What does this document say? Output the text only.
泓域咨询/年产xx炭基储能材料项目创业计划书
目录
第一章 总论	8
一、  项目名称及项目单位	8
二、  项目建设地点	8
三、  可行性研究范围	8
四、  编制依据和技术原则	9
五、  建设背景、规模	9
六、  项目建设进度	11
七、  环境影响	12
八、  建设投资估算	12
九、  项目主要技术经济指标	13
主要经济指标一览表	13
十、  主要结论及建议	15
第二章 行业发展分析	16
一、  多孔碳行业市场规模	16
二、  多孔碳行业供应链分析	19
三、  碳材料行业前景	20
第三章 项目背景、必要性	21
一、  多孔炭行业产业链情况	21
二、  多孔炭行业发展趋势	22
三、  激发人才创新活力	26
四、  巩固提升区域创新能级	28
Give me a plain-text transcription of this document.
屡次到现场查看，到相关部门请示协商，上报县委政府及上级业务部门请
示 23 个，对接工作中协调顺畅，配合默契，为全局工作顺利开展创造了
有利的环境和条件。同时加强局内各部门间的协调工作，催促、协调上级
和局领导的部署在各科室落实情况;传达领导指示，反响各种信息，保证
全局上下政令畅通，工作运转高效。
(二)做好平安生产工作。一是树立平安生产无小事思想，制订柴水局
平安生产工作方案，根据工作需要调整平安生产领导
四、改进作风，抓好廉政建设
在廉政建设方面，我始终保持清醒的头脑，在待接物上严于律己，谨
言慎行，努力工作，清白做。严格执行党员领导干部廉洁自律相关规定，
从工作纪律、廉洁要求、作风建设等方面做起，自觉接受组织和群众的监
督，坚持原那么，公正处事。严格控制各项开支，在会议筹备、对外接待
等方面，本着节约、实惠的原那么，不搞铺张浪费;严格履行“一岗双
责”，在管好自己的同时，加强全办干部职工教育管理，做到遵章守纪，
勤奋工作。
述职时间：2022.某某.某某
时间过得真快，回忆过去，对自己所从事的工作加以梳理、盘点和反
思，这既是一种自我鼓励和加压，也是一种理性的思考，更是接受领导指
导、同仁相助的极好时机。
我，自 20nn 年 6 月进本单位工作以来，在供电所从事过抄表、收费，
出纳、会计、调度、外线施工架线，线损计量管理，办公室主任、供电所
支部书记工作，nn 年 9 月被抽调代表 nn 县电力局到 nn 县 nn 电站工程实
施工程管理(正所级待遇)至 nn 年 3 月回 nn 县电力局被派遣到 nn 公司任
•••••
> EXERCISE DETAILS
From the entries above, copy every line that holds the word "this".

> OUTPUT
What does this document say? Output the text only.
Give me a plain-text transcription of this document.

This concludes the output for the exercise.